[Stored data entries]
*****

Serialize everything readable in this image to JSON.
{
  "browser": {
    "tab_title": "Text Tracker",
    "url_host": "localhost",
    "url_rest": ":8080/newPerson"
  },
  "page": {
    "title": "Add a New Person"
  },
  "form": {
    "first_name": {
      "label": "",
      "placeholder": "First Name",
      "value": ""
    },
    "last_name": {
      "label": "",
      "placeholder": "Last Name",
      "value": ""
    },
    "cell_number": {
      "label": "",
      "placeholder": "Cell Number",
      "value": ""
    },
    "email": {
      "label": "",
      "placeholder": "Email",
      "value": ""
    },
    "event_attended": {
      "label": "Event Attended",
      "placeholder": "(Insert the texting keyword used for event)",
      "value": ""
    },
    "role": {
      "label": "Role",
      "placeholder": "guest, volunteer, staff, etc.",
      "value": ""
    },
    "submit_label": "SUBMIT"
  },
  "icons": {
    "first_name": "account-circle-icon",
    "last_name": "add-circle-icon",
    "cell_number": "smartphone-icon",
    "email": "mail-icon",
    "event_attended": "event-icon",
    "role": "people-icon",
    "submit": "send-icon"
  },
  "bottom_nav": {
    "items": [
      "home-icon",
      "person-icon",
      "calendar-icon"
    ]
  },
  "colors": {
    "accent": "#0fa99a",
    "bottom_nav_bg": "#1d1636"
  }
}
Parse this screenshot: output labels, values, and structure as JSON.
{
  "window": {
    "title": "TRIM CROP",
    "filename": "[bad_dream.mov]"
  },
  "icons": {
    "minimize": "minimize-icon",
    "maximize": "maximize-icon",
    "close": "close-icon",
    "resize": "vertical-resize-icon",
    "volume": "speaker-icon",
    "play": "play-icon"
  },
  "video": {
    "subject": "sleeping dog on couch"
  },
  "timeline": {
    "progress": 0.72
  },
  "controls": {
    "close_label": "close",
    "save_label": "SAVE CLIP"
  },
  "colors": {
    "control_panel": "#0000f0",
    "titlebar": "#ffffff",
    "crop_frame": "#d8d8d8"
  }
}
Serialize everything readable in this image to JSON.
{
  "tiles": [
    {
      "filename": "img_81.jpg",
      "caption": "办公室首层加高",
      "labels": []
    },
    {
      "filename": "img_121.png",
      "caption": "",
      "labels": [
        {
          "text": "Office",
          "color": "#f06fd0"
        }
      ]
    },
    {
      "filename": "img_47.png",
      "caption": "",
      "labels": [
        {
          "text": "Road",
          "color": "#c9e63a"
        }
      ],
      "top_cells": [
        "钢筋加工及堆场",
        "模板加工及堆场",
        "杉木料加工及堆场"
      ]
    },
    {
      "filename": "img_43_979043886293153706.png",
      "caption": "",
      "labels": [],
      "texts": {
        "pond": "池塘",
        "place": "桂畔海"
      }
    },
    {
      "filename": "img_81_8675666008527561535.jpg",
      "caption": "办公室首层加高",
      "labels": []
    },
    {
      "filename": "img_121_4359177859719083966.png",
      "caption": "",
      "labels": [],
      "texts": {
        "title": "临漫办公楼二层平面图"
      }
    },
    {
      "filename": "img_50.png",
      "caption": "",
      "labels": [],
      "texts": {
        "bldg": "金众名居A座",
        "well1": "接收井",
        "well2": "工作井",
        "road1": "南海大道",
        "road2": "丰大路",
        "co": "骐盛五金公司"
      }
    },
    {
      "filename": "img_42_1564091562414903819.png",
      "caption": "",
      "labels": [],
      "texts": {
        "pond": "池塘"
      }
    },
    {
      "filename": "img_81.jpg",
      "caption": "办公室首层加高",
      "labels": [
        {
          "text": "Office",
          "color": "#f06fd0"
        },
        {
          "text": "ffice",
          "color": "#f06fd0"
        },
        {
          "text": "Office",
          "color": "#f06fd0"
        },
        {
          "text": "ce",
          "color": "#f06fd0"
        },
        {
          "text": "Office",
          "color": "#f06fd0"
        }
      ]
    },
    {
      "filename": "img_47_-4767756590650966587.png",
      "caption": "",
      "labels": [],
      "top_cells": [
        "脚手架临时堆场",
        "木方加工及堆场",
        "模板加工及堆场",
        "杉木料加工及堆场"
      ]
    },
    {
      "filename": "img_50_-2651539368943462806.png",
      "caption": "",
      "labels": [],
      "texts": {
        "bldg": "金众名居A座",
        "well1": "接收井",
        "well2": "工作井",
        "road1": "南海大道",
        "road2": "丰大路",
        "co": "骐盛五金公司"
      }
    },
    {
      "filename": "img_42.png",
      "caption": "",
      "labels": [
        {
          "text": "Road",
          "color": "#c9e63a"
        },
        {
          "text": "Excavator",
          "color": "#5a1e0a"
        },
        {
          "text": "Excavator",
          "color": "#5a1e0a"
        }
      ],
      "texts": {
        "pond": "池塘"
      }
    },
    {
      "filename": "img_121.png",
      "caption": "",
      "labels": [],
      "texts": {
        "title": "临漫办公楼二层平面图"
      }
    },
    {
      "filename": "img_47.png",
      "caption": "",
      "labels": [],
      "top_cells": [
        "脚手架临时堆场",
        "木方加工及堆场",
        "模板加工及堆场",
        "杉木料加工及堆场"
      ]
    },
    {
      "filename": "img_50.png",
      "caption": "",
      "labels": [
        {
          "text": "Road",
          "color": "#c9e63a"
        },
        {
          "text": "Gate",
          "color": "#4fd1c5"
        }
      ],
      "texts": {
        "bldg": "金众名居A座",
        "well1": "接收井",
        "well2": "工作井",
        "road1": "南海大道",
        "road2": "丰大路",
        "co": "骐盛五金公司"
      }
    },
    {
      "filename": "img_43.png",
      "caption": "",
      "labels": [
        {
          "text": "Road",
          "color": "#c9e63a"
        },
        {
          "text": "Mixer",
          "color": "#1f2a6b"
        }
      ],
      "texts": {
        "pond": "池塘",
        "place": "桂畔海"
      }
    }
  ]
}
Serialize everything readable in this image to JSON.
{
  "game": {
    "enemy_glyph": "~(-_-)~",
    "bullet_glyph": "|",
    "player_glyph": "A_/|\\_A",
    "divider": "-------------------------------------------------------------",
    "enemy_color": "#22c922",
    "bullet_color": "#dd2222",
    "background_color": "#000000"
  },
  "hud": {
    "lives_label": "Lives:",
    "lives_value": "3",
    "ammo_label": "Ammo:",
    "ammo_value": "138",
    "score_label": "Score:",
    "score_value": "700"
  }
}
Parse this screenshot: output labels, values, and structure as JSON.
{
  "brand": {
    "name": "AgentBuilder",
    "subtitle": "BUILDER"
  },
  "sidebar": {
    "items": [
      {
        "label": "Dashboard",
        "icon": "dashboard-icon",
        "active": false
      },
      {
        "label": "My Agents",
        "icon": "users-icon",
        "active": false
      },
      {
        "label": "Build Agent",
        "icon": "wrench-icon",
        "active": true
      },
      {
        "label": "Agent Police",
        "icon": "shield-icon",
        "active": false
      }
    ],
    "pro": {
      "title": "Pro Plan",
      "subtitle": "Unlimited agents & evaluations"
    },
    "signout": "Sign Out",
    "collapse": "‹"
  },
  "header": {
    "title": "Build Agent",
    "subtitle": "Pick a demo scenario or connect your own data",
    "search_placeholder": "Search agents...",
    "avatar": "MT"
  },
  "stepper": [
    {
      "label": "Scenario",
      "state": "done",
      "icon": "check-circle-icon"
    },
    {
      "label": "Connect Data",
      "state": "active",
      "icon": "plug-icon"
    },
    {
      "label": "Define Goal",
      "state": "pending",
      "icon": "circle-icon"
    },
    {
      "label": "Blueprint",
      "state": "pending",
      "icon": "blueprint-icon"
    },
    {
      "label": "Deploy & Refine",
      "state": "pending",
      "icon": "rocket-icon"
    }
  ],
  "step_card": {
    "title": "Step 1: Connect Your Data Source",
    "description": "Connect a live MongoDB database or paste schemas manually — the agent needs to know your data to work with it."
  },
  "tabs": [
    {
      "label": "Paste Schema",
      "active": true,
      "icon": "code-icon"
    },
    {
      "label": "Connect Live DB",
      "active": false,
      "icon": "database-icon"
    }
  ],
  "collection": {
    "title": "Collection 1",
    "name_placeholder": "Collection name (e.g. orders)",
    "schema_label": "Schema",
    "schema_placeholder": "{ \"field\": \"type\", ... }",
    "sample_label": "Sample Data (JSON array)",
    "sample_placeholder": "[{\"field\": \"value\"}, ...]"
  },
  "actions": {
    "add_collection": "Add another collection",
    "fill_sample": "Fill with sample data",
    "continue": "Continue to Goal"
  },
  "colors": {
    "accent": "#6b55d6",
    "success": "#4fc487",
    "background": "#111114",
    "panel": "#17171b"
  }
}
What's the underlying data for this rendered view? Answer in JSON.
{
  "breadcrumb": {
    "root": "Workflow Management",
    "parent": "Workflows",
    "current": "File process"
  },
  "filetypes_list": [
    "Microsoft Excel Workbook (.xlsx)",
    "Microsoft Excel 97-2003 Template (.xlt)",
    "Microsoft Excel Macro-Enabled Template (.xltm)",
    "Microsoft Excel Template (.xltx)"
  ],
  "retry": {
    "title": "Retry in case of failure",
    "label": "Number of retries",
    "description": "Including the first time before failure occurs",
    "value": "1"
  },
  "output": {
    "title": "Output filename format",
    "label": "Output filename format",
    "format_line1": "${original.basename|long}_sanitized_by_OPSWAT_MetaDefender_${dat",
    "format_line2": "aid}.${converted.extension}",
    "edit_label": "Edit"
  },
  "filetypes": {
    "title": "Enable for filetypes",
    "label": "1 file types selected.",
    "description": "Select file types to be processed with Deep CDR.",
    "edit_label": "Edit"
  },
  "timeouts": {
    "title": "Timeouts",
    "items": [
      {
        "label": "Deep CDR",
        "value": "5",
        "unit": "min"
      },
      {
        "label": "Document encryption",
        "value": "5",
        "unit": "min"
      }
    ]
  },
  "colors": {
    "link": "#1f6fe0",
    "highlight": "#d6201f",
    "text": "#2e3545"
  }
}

*****

The exercise
Quote the lines of the listing above that run from the line with "What's the underlying" through its last line, both included, and nothing else.

The reply
What's the underlying data for this rendered view? Answer in JSON.
{
  "breadcrumb": {
    "root": "Workflow Management",
    "parent": "Workflows",
    "current": "File process"
  },
  "filetypes_list": [
    "Microsoft Excel Workbook (.xlsx)",
    "Microsoft Excel 97-2003 Template (.xlt)",
    "Microsoft Excel Macro-Enabled Template (.xltm)",
    "Microsoft Excel Template (.xltx)"
  ],
  "retry": {
    "title": "Retry in case of failure",
    "label": "Number of retries",
    "description": "Including the first time before failure occurs",
    "value": "1"
  },
  "output": {
    "title": "Output filename format",
    "label": "Output filename format",
    "format_line1": "${original.basename|long}_sanitized_by_OPSWAT_MetaDefender_${dat",
    "format_line2": "aid}.${converted.extension}",
    "edit_label": "Edit"
  },
  "filetypes": {
    "title": "Enable for filetypes",
    "label": "1 file types selected.",
    "description": "Select file types to be processed with Deep CDR.",
    "edit_label": "Edit"
  },
  "timeouts": {
    "title": "Timeouts",
    "items": [
      {
        "label": "Deep CDR",
        "value": "5",
        "unit": "min"
      },
      {
        "label": "Document encryption",
        "value": "5",
        "unit": "min"
      }
    ]
  },
  "colors": {
    "link": "#1f6fe0",
    "highlight": "#d6201f",
    "text": "#2e3545"
  }
}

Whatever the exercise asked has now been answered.